++++ Provided entries
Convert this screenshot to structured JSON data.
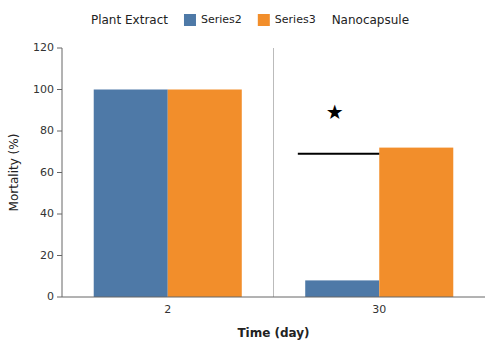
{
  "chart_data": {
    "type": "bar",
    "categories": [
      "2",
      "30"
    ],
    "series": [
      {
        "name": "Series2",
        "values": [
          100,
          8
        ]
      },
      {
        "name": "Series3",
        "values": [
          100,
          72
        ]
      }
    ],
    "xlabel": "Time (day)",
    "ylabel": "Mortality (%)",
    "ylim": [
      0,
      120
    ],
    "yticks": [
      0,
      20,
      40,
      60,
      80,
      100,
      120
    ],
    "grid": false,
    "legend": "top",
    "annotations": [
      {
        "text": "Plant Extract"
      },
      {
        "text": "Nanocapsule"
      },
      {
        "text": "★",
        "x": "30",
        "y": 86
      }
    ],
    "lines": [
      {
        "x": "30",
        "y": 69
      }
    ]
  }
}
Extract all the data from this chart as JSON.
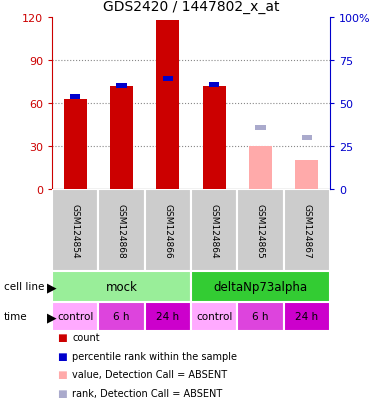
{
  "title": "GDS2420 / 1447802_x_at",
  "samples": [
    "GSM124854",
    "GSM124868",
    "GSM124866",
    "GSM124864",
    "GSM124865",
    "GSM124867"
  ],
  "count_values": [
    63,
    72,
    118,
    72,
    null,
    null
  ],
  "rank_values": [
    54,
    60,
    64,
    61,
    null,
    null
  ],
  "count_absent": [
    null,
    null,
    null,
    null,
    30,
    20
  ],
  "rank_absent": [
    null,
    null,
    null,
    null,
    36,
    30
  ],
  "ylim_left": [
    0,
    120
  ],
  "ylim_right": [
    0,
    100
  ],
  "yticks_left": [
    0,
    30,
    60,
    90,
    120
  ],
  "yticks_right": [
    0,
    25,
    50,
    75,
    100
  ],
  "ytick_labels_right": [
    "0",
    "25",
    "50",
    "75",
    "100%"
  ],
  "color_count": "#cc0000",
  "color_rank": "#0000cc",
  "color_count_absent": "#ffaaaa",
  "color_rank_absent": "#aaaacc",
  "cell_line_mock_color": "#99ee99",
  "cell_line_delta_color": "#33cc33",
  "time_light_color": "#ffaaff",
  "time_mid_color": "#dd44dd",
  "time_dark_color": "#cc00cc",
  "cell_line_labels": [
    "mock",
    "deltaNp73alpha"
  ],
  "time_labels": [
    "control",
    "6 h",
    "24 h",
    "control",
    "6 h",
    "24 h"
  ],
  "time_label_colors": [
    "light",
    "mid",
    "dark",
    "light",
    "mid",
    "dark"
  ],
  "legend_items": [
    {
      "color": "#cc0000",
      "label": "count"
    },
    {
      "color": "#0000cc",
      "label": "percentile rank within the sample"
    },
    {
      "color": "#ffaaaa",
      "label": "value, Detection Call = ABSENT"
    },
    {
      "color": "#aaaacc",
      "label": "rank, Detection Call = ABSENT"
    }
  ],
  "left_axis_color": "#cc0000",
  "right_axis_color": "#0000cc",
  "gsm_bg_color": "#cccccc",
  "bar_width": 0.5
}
++++++++
> **Exercise details**: Read the entries above, then pull out the lines that include "ffaaaa".

> **Response to the task**:
  "color_count_absent": "#ffaaaa",
      "color": "#ffaaaa",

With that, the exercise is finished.